Collection entries
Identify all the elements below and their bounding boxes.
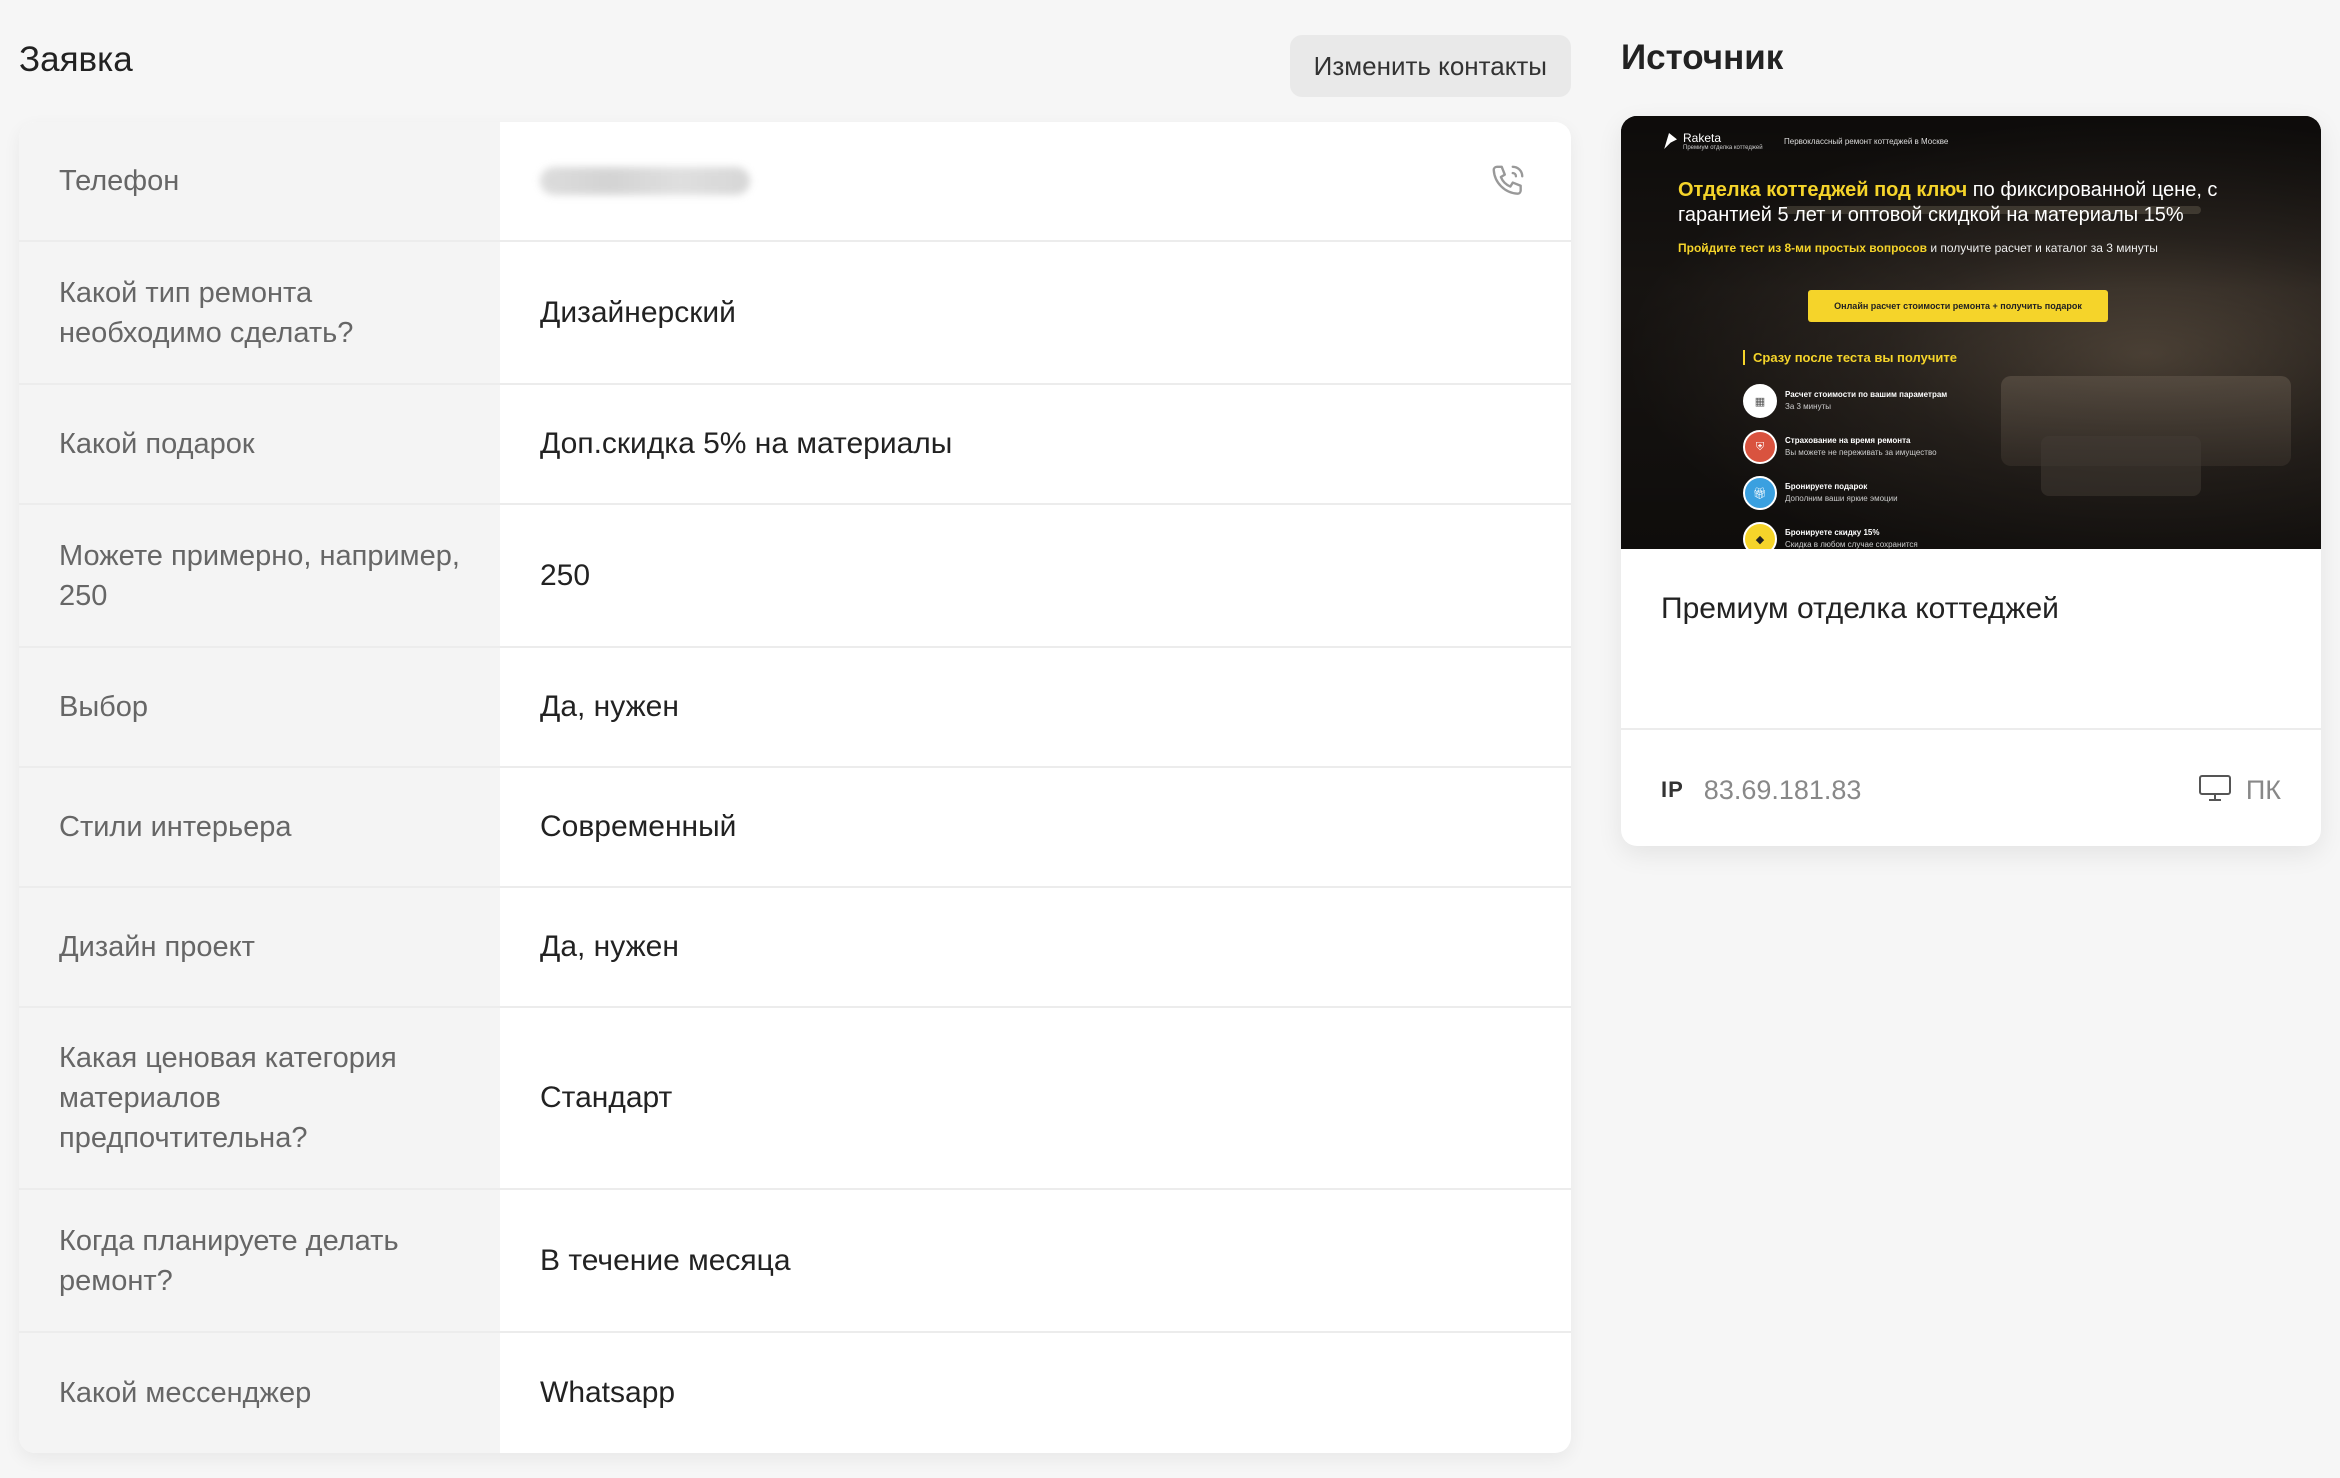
preview-benefits-list: ▦ Расчет стоимости по вашим параметрам За… xyxy=(1743,378,1947,549)
page: Заявка Изменить контакты Телефон Какой т… xyxy=(0,0,2340,1478)
row-value: 250 xyxy=(540,558,591,592)
list-item-title: Страхование на время ремонта xyxy=(1785,436,1911,445)
calculator-icon: ▦ xyxy=(1743,384,1777,418)
row-label: Стили интерьера xyxy=(19,768,500,886)
request-panel: Заявка Изменить контакты Телефон Какой т… xyxy=(19,0,1571,1453)
table-row: Когда планируете делать ремонт? В течени… xyxy=(19,1190,1571,1333)
row-label: Какой тип ремонта необходимо сделать? xyxy=(19,242,500,383)
preview-headline: Отделка коттеджей под ключ по фиксирован… xyxy=(1678,178,2298,228)
request-title: Заявка xyxy=(19,40,133,79)
row-label: Выбор xyxy=(19,648,500,766)
list-item-text: За 3 минуты xyxy=(1785,402,1831,411)
row-label: Можете примерно, например, 250 xyxy=(19,505,500,646)
landing-preview-image[interactable]: Raketa Премиум отделка коттеджей Первокл… xyxy=(1621,116,2321,549)
list-item-text: Скидка в любом случае сохранится xyxy=(1785,540,1918,549)
table-row-phone: Телефон xyxy=(19,122,1571,242)
ip-info: IP 83.69.181.83 xyxy=(1661,775,1861,806)
table-row: Какой тип ремонта необходимо сделать? Ди… xyxy=(19,242,1571,385)
table-row: Можете примерно, например, 250 250 xyxy=(19,505,1571,648)
table-row: Выбор Да, нужен xyxy=(19,648,1571,768)
row-label: Телефон xyxy=(19,122,500,240)
preview-headline-highlight: Отделка коттеджей под ключ xyxy=(1678,179,1968,201)
list-item: ⛨ Страхование на время ремонта Вы можете … xyxy=(1743,424,1947,470)
request-header: Заявка Изменить контакты xyxy=(19,0,1571,122)
preview-sub-rest: и получите расчет и каталог за 3 минуты xyxy=(1927,241,2158,255)
list-item-text: Дополним ваши яркие эмоции xyxy=(1785,494,1898,503)
list-item: 🎁︎ Бронируете подарок Дополним ваши яркие… xyxy=(1743,470,1947,516)
source-card-title[interactable]: Премиум отделка коттеджей xyxy=(1661,592,2059,626)
list-item: ▦ Расчет стоимости по вашим параметрам За… xyxy=(1743,378,1947,424)
list-item: ◆ Бронируете скидку 15% Скидка в любом сл… xyxy=(1743,516,1947,549)
shield-icon: ⛨ xyxy=(1743,430,1777,464)
source-card[interactable]: Raketa Премиум отделка коттеджей Первокл… xyxy=(1621,116,2321,846)
ip-value: 83.69.181.83 xyxy=(1703,774,1862,805)
list-item-title: Расчет стоимости по вашим параметрам xyxy=(1785,390,1948,399)
table-row: Какой мессенджер Whatsapp xyxy=(19,1333,1571,1453)
row-value: Да, нужен xyxy=(540,930,679,963)
desktop-icon xyxy=(2198,774,2232,807)
tag-icon: ◆ xyxy=(1743,522,1777,549)
phone-value-blurred xyxy=(540,167,750,195)
row-label: Когда планируете делать ремонт? xyxy=(19,1190,500,1331)
list-item-title: Бронируете подарок xyxy=(1785,482,1868,491)
preview-cta-button: Онлайн расчет стоимости ремонта + получи… xyxy=(1808,290,2108,322)
device-label: ПК xyxy=(2245,774,2281,805)
row-value: Современный xyxy=(540,810,737,843)
list-item-title: Бронируете скидку 15% xyxy=(1785,528,1880,537)
preview-top-text: Первоклассный ремонт коттеджей в Москве xyxy=(1784,137,1949,146)
table-row: Дизайн проект Да, нужен xyxy=(19,888,1571,1008)
row-label: Какой подарок xyxy=(19,385,500,503)
table-row: Какая ценовая категория материалов предп… xyxy=(19,1008,1571,1190)
preview-logo: Raketa Премиум отделка коттеджей xyxy=(1661,131,1763,151)
phone-call-icon[interactable] xyxy=(1489,162,1527,200)
edit-contacts-button[interactable]: Изменить контакты xyxy=(1289,35,1571,97)
ip-label: IP xyxy=(1661,777,1684,802)
preview-sub-highlight: Пройдите тест из 8-ми простых вопросов xyxy=(1678,241,1927,255)
row-value: В течение месяца xyxy=(540,1243,791,1277)
preview-after-test: Сразу после теста вы получите xyxy=(1743,350,1957,365)
preview-logo-sub: Премиум отделка коттеджей xyxy=(1683,145,1763,151)
row-label: Какой мессенджер xyxy=(19,1333,500,1453)
row-value xyxy=(500,122,1571,240)
table-row: Какой подарок Доп.скидка 5% на материалы xyxy=(19,385,1571,505)
row-value: Доп.скидка 5% на материалы xyxy=(540,427,953,460)
list-item-text: Вы можете не переживать за имущество xyxy=(1785,448,1937,457)
rocket-icon xyxy=(1664,133,1677,149)
row-value: Стандарт xyxy=(540,1081,673,1114)
divider xyxy=(1621,728,2321,730)
source-title: Источник xyxy=(1621,38,1784,77)
row-label: Дизайн проект xyxy=(19,888,500,1006)
table-row: Стили интерьера Современный xyxy=(19,768,1571,888)
row-label: Какая ценовая категория материалов предп… xyxy=(19,1008,500,1188)
request-table: Телефон Какой тип ремонта необходимо сде… xyxy=(19,122,1571,1453)
preview-logo-text: Raketa xyxy=(1683,131,1722,145)
preview-subheadline: Пройдите тест из 8-ми простых вопросов и… xyxy=(1678,241,2158,255)
row-value: Whatsapp xyxy=(540,1376,676,1409)
device-info: ПК xyxy=(2198,774,2281,807)
source-card-footer: IP 83.69.181.83 ПК xyxy=(1661,766,2281,814)
row-value: Дизайнерский xyxy=(540,295,736,329)
row-value: Да, нужен xyxy=(540,690,679,723)
gift-icon: 🎁︎ xyxy=(1743,476,1777,510)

SET TASK:
Can you retype all of the rows above word for word, leaving out the pictures?

RESULT OF THE TASK:
Identify all the elements below and their bounding boxes.
preview-benefits-list: ▦ Расчет стоимости по вашим параметрам За… xyxy=(1743,378,1947,549)
page: Заявка Изменить контакты Телефон Какой т… xyxy=(0,0,2340,1478)
row-value: 250 xyxy=(540,558,591,592)
list-item-title: Страхование на время ремонта xyxy=(1785,436,1911,445)
calculator-icon: ▦ xyxy=(1743,384,1777,418)
row-label: Стили интерьера xyxy=(19,768,500,886)
request-panel: Заявка Изменить контакты Телефон Какой т… xyxy=(19,0,1571,1453)
table-row: Когда планируете делать ремонт? В течени… xyxy=(19,1190,1571,1333)
row-label: Какой тип ремонта необходимо сделать? xyxy=(19,242,500,383)
preview-headline: Отделка коттеджей под ключ по фиксирован… xyxy=(1678,178,2298,228)
request-title: Заявка xyxy=(19,40,133,79)
row-label: Выбор xyxy=(19,648,500,766)
list-item-text: За 3 минуты xyxy=(1785,402,1831,411)
row-label: Можете примерно, например, 250 xyxy=(19,505,500,646)
landing-preview-image[interactable]: Raketa Премиум отделка коттеджей Первокл… xyxy=(1621,116,2321,549)
list-item-text: Скидка в любом случае сохранится xyxy=(1785,540,1918,549)
table-row-phone: Телефон xyxy=(19,122,1571,242)
ip-info: IP 83.69.181.83 xyxy=(1661,775,1861,806)
table-row: Какой тип ремонта необходимо сделать? Ди… xyxy=(19,242,1571,385)
table-row: Можете примерно, например, 250 250 xyxy=(19,505,1571,648)
table-row: Выбор Да, нужен xyxy=(19,648,1571,768)
row-label: Телефон xyxy=(19,122,500,240)
preview-headline-highlight: Отделка коттеджей под ключ xyxy=(1678,179,1968,201)
list-item: ⛨ Страхование на время ремонта Вы можете … xyxy=(1743,424,1947,470)
request-header: Заявка Изменить контакты xyxy=(19,0,1571,122)
preview-sub-rest: и получите расчет и каталог за 3 минуты xyxy=(1927,241,2158,255)
list-item-text: Дополним ваши яркие эмоции xyxy=(1785,494,1898,503)
list-item: 🎁︎ Бронируете подарок Дополним ваши яркие… xyxy=(1743,470,1947,516)
source-card-title[interactable]: Премиум отделка коттеджей xyxy=(1661,592,2059,626)
list-item: ▦ Расчет стоимости по вашим параметрам За… xyxy=(1743,378,1947,424)
list-item: ◆ Бронируете скидку 15% Скидка в любом сл… xyxy=(1743,516,1947,549)
shield-icon: ⛨ xyxy=(1743,430,1777,464)
source-card[interactable]: Raketa Премиум отделка коттеджей Первокл… xyxy=(1621,116,2321,846)
ip-value: 83.69.181.83 xyxy=(1703,774,1862,805)
list-item-title: Расчет стоимости по вашим параметрам xyxy=(1785,390,1948,399)
table-row: Какой мессенджер Whatsapp xyxy=(19,1333,1571,1453)
row-value: Да, нужен xyxy=(540,930,679,963)
desktop-icon xyxy=(2198,774,2232,807)
tag-icon: ◆ xyxy=(1743,522,1777,549)
phone-value-blurred xyxy=(540,167,750,195)
row-label: Когда планируете делать ремонт? xyxy=(19,1190,500,1331)
list-item-title: Бронируете подарок xyxy=(1785,482,1868,491)
preview-cta-button: Онлайн расчет стоимости ремонта + получи… xyxy=(1808,290,2108,322)
device-label: ПК xyxy=(2245,774,2281,805)
row-value: Современный xyxy=(540,810,737,843)
list-item-title: Бронируете скидку 15% xyxy=(1785,528,1880,537)
preview-top-text: Первоклассный ремонт коттеджей в Москве xyxy=(1784,137,1949,146)
table-row: Дизайн проект Да, нужен xyxy=(19,888,1571,1008)
row-label: Какой подарок xyxy=(19,385,500,503)
table-row: Какая ценовая категория материалов предп… xyxy=(19,1008,1571,1190)
preview-logo: Raketa Премиум отделка коттеджей xyxy=(1661,131,1763,151)
phone-call-icon[interactable] xyxy=(1489,162,1527,200)
edit-contacts-button[interactable]: Изменить контакты xyxy=(1289,35,1571,97)
ip-label: IP xyxy=(1661,777,1684,802)
preview-sub-highlight: Пройдите тест из 8-ми простых вопросов xyxy=(1678,241,1927,255)
row-value: В течение месяца xyxy=(540,1243,791,1277)
preview-after-test: Сразу после теста вы получите xyxy=(1743,350,1957,365)
preview-logo-sub: Премиум отделка коттеджей xyxy=(1683,145,1763,151)
row-label: Какой мессенджер xyxy=(19,1333,500,1453)
row-value xyxy=(500,122,1571,240)
table-row: Какой подарок Доп.скидка 5% на материалы xyxy=(19,385,1571,505)
row-value: Доп.скидка 5% на материалы xyxy=(540,427,953,460)
list-item-text: Вы можете не переживать за имущество xyxy=(1785,448,1937,457)
rocket-icon xyxy=(1664,133,1677,149)
row-value: Стандарт xyxy=(540,1081,673,1114)
divider xyxy=(1621,728,2321,730)
source-title: Источник xyxy=(1621,38,1784,77)
row-label: Дизайн проект xyxy=(19,888,500,1006)
table-row: Стили интерьера Современный xyxy=(19,768,1571,888)
row-label: Какая ценовая категория материалов предп… xyxy=(19,1008,500,1188)
request-table: Телефон Какой тип ремонта необходимо сде… xyxy=(19,122,1571,1453)
preview-logo-text: Raketa xyxy=(1683,131,1722,145)
preview-subheadline: Пройдите тест из 8-ми простых вопросов и… xyxy=(1678,241,2158,255)
row-value: Whatsapp xyxy=(540,1376,676,1409)
device-info: ПК xyxy=(2198,774,2281,807)
source-card-footer: IP 83.69.181.83 ПК xyxy=(1661,766,2281,814)
row-value: Дизайнерский xyxy=(540,295,736,329)
row-value: Да, нужен xyxy=(540,690,679,723)
gift-icon: 🎁︎ xyxy=(1743,476,1777,510)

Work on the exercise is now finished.